Rieser Nachrichten

„Seit meiner Pubertät liebe ich Männer“

Anselm Bilgri heiratet in wenigen Tagen seinen Freund. Was den früheren Benediktin­ermönch noch mit der römisch-katholisch­en Kirche verbindet und wie er über den emeritiert­en Papst Benedikt XVI. denkt

- Interview: Daniel Wirsching

Herr Bilgri, Sie heiraten am 12. März Ihren Freund, einen 40-jährigen Manager. Der Münchener Oberbürger­meister Dieter Reiter traut Sie. Würden Sie sagen, das könnte der schönste Tag Ihres Lebens werden?

Anselm Bilgri: Ich bin ja nach wie vor kirchlich gebunden, jetzt bei den Alt-Katholiken. Insofern freue ich mich mehr auf die kirchliche Trauung. Die wird der schönste Tag meines Lebens.

Haben Sie schon einen Termin?

Bilgri: Nein, wir müssen abwarten, wie es mit den Corona-Beschränku­ngen weitergeht.

Und wie weit sind Sie mit den Vorbereitu­ngen für die standesamt­liche Trauung?

Bilgri: Fertig! So viel gab es da ja auch nicht vorzuberei­ten: die Hochzeitsa­nzeige, die Ringe ...

Sie sind 67. Erst vor wenigen Tagen machten Sie Ihre Homosexual­ität öffentlich.

Bilgri: Das wird gerade viel geschriebe­n, stimmt aber nicht ganz. Vor sechs oder sieben Jahren schon wurde ich in einem Zeitungsbe­richt gewisserma­ßen zwangsgeou­tet. Ich selber habe das nicht an die große Glocke gehängt.

Jetzt ist es durch Ihre Trauung Thema. Für manch einen könnten Sie damit gar zum Vorbild werden.

Bilgri:

Das mag sein, ja.

- Aufgaben:
1) Wer wird laut dem Interview die standesamtliche Trauung von Anselm Bilgri am 12. März vornehmen?
2) Geben Sie den Absatz des Interviews, der mit „Das wird gerade viel geschrieben“ beginnt, in einem einzigen kürzeren Satz wieder.

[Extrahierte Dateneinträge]

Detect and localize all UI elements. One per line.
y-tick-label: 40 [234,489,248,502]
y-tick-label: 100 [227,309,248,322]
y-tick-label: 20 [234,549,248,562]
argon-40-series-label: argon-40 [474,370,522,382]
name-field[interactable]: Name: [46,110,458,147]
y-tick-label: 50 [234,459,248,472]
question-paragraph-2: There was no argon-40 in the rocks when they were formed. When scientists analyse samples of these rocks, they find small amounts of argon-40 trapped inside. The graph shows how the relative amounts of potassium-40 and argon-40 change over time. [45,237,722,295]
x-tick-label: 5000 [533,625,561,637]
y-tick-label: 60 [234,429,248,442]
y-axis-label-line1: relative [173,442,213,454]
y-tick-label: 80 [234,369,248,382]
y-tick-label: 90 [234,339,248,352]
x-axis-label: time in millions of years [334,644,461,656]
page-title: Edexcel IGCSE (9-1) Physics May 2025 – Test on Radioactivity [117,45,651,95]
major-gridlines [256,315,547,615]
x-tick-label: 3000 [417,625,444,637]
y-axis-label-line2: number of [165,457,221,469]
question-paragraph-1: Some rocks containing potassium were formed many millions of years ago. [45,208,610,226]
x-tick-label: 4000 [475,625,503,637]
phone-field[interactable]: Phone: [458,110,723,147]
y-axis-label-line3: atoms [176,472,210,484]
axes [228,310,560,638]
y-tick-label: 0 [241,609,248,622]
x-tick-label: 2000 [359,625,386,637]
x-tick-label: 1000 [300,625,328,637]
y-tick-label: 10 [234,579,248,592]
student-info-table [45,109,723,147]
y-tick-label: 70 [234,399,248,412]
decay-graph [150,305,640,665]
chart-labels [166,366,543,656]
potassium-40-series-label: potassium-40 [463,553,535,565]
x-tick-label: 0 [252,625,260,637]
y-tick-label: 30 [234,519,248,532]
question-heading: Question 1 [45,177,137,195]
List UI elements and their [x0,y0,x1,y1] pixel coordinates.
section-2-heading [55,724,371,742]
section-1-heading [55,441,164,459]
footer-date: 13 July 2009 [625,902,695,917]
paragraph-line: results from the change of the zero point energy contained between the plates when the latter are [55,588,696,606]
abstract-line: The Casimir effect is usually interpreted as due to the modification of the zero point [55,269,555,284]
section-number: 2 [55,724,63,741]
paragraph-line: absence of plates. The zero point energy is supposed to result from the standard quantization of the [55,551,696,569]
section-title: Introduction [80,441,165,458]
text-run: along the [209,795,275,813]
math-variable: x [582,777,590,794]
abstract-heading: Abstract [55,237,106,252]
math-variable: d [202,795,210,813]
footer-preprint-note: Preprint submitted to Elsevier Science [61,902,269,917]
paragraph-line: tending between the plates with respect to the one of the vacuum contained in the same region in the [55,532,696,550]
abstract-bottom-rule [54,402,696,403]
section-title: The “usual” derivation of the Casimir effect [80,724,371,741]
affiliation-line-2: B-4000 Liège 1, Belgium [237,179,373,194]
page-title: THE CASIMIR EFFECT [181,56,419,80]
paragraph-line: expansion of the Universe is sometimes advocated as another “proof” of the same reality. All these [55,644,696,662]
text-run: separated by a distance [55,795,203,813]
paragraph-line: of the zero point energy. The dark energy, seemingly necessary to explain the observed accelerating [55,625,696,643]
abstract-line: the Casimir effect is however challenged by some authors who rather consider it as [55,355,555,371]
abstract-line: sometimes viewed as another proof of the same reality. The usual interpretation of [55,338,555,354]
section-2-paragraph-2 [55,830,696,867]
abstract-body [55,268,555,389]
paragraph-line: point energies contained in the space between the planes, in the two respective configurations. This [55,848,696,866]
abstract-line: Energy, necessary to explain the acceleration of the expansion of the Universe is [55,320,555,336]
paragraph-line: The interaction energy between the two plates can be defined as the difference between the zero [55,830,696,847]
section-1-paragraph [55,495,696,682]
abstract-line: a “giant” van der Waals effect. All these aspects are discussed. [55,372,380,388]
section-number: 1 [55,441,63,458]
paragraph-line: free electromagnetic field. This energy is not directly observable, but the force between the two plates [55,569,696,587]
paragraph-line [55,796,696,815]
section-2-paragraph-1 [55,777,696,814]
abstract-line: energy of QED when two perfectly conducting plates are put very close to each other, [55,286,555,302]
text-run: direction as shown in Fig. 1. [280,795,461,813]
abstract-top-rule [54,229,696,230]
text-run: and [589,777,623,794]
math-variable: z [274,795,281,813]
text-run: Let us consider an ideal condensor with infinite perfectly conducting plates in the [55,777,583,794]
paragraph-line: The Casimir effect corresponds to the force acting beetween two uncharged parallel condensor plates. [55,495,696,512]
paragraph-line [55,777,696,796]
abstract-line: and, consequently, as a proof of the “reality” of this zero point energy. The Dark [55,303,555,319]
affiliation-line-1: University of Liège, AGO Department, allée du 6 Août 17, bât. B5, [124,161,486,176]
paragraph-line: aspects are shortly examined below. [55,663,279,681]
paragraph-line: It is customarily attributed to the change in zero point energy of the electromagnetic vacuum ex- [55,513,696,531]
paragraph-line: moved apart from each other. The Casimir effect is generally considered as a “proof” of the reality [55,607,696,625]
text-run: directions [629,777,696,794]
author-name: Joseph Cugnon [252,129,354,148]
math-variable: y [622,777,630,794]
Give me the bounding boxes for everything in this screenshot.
--
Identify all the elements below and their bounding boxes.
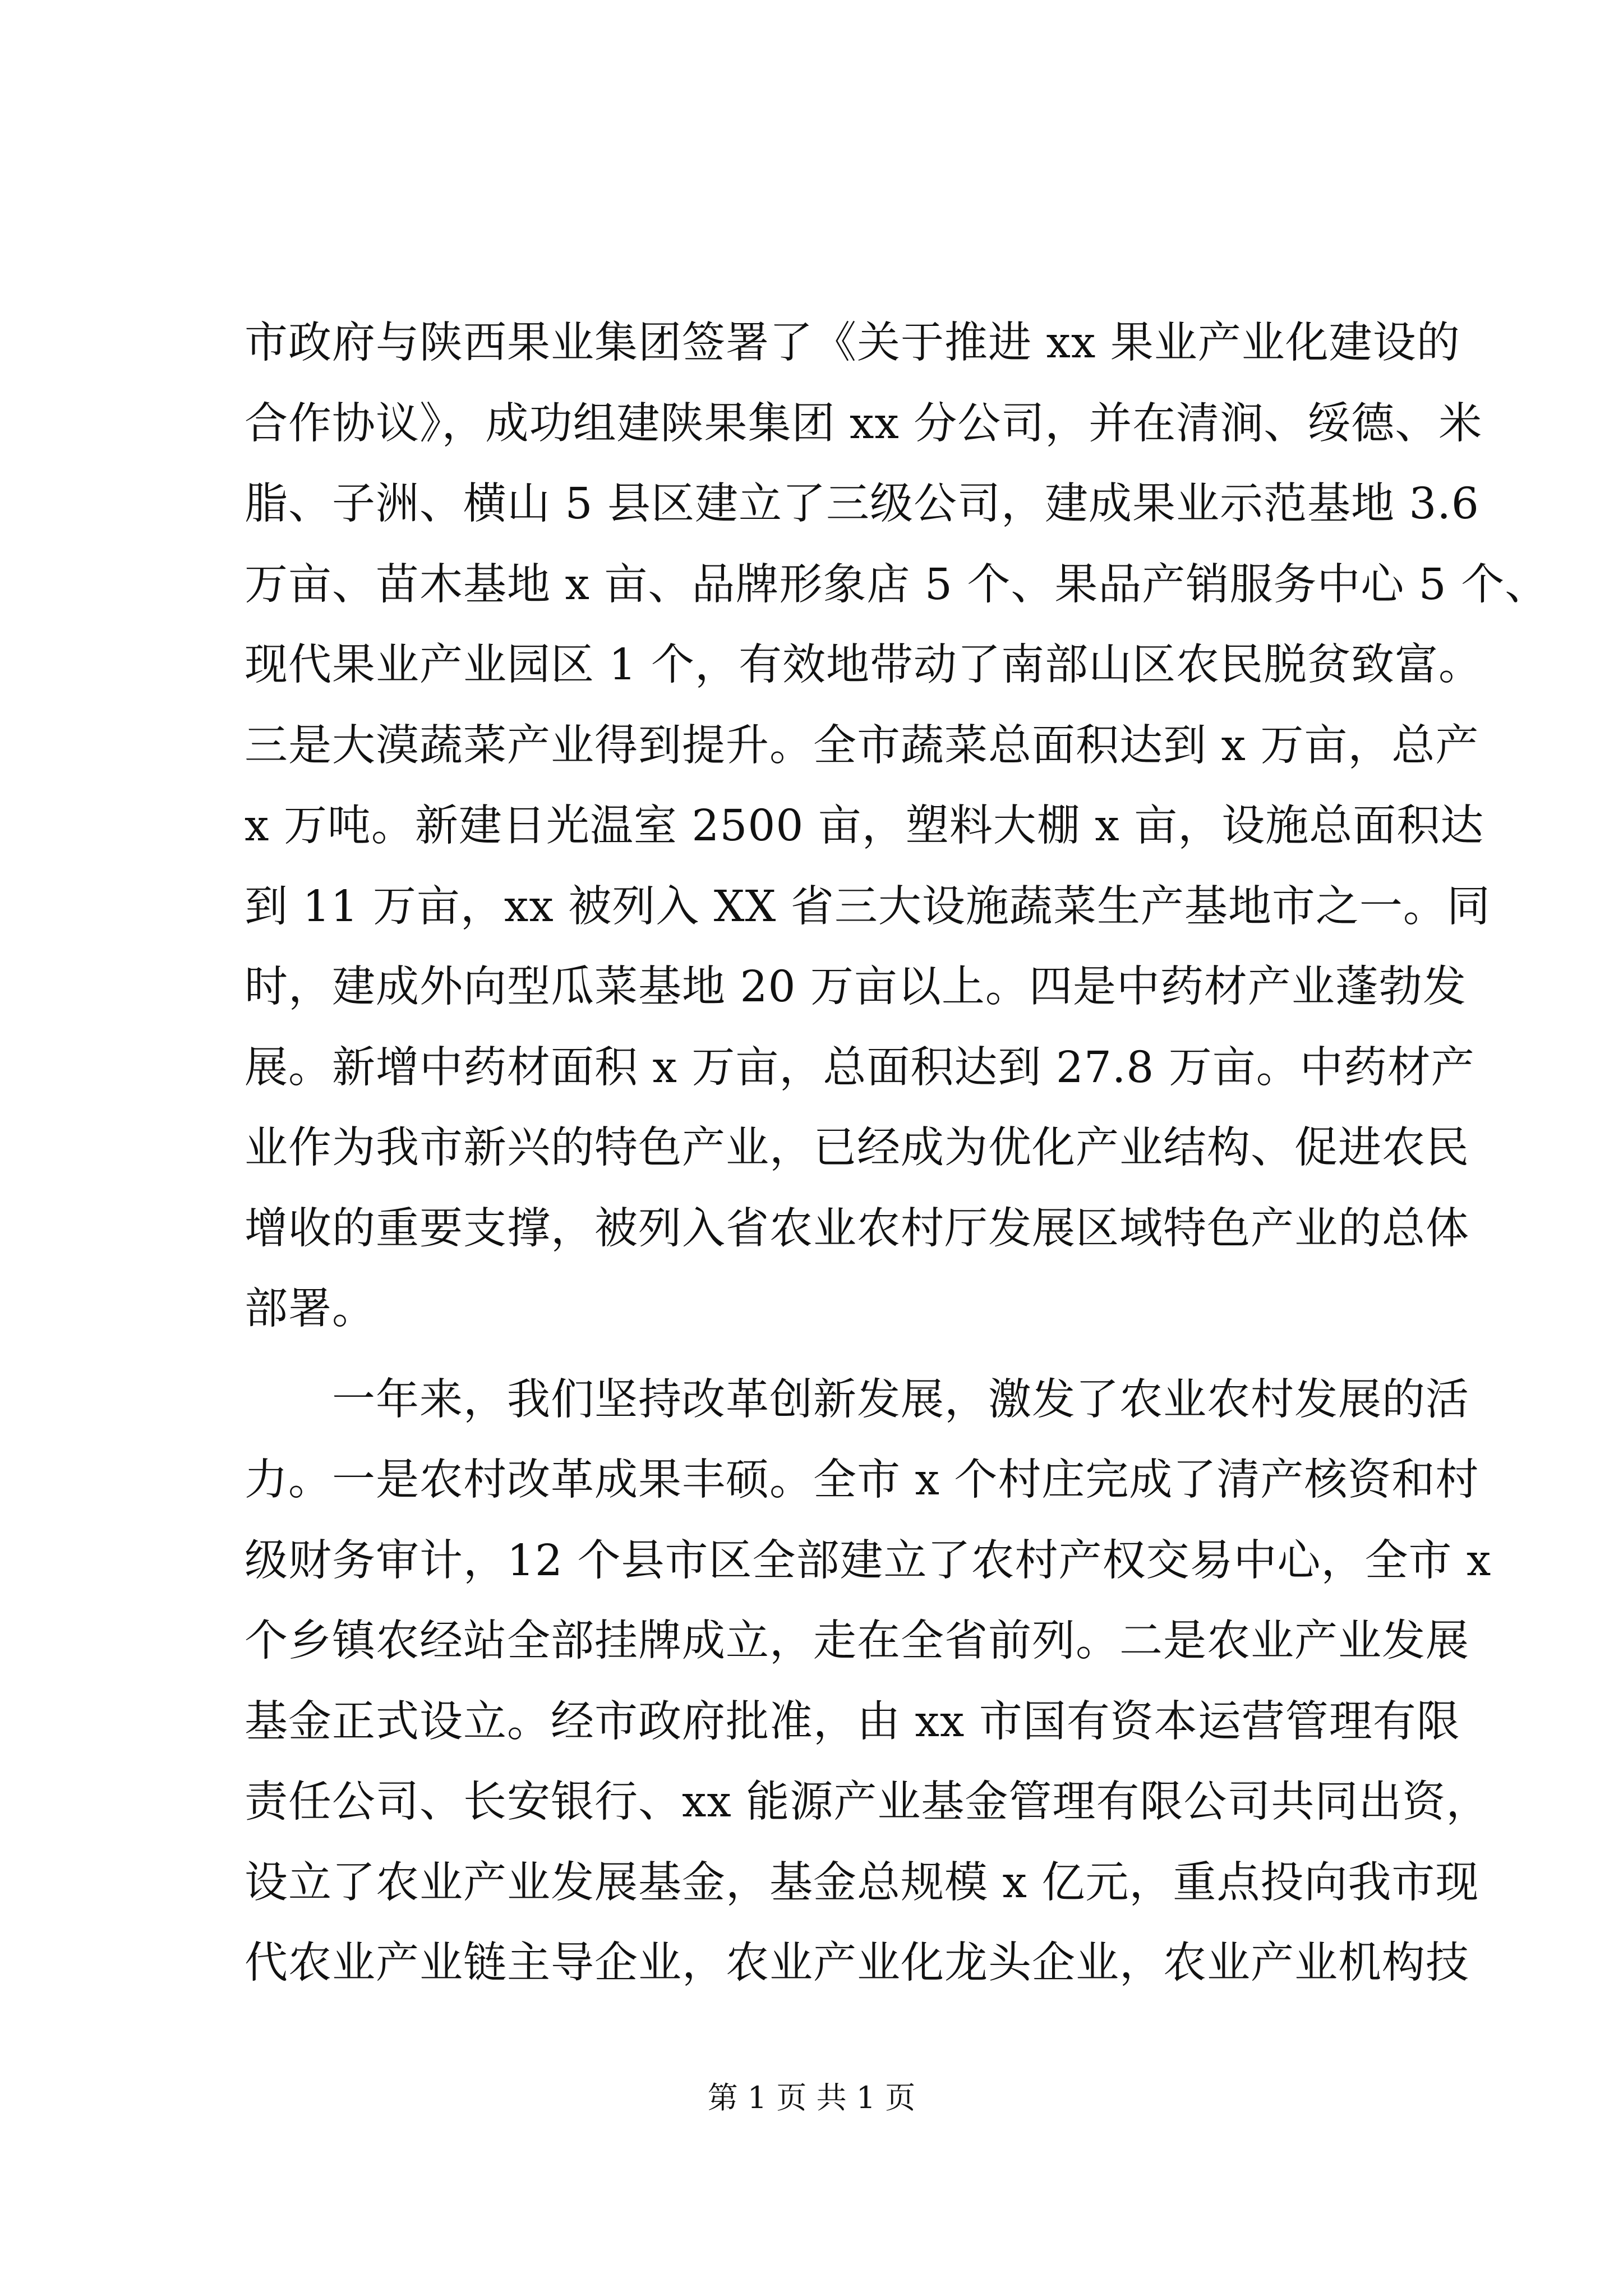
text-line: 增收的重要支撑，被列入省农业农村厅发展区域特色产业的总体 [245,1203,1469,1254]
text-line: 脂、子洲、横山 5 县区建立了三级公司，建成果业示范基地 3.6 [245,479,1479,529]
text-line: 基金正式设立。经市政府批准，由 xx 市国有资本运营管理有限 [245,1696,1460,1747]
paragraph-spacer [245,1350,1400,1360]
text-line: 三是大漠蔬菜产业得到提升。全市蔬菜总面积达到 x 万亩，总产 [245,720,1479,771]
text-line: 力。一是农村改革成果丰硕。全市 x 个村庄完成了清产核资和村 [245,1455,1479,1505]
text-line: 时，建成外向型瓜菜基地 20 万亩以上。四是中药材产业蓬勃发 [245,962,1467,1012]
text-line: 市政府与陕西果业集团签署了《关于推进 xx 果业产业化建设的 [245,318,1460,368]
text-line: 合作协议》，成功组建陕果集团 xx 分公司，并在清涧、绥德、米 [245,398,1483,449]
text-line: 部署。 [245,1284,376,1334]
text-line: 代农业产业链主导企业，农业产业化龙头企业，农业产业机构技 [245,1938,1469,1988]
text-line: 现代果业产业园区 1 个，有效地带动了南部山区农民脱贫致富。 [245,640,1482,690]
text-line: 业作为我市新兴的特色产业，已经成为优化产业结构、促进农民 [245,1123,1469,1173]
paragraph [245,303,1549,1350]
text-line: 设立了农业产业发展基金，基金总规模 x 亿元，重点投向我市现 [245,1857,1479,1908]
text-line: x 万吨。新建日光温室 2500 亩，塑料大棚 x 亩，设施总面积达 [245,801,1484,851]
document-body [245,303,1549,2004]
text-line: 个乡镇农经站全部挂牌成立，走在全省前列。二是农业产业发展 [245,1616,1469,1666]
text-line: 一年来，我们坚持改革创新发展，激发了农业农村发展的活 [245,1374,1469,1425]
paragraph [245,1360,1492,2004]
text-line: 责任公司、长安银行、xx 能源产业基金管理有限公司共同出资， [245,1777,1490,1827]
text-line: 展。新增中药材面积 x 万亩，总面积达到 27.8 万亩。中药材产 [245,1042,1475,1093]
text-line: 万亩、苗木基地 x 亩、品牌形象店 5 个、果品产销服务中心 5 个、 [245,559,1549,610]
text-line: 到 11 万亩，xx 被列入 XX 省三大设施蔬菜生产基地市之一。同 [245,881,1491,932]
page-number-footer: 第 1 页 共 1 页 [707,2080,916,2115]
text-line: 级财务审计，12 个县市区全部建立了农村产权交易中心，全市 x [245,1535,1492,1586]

- Schriftliche Antworten:
1) Der Münchener Oberbürgermeister Dieter Reiter.

2) Bilgri wurde nach eigener Aussage schon vor sechs oder sieben Jahren durch einen Zeitungsbericht zwangsgeoutet und hat seine Homosexualität selbst nicht an die große Glocke gehängt.